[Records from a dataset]
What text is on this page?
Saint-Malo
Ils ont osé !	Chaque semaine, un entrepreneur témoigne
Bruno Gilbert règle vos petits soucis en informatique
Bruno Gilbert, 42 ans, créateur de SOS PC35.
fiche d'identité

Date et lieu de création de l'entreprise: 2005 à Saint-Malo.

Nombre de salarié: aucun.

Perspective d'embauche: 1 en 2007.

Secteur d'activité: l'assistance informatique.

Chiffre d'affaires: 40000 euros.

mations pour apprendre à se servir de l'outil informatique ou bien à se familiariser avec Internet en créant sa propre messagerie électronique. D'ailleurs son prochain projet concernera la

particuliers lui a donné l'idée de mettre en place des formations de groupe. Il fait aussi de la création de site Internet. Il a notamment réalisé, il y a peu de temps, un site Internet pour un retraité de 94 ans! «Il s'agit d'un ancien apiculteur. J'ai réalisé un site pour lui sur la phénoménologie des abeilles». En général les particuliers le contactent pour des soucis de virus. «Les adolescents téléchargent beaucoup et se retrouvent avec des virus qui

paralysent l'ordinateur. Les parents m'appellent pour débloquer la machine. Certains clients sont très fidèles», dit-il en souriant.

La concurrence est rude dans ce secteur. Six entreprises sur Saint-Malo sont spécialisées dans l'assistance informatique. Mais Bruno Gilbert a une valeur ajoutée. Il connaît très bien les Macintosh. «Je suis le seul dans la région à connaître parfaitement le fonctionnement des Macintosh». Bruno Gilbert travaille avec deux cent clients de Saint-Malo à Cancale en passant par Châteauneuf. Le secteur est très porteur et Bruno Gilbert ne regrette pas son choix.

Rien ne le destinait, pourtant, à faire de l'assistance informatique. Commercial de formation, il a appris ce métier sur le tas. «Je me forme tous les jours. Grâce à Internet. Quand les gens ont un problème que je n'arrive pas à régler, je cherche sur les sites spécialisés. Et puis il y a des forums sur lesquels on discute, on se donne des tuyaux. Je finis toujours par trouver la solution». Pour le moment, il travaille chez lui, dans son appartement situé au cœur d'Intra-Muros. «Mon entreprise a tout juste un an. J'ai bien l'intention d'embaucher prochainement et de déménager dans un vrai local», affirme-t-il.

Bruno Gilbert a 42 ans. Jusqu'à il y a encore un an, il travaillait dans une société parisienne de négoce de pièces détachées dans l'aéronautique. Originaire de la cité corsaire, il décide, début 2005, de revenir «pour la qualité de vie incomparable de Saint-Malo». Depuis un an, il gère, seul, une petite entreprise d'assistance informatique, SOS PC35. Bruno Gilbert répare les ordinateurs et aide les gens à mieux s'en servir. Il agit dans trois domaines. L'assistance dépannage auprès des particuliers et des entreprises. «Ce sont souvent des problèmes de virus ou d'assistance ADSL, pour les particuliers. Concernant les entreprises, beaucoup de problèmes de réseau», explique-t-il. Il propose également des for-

EXERCISE =>
When a line of the data above holds the string "soucis", count it, and reply with the resulting number only.

TASK ANSWER =>
2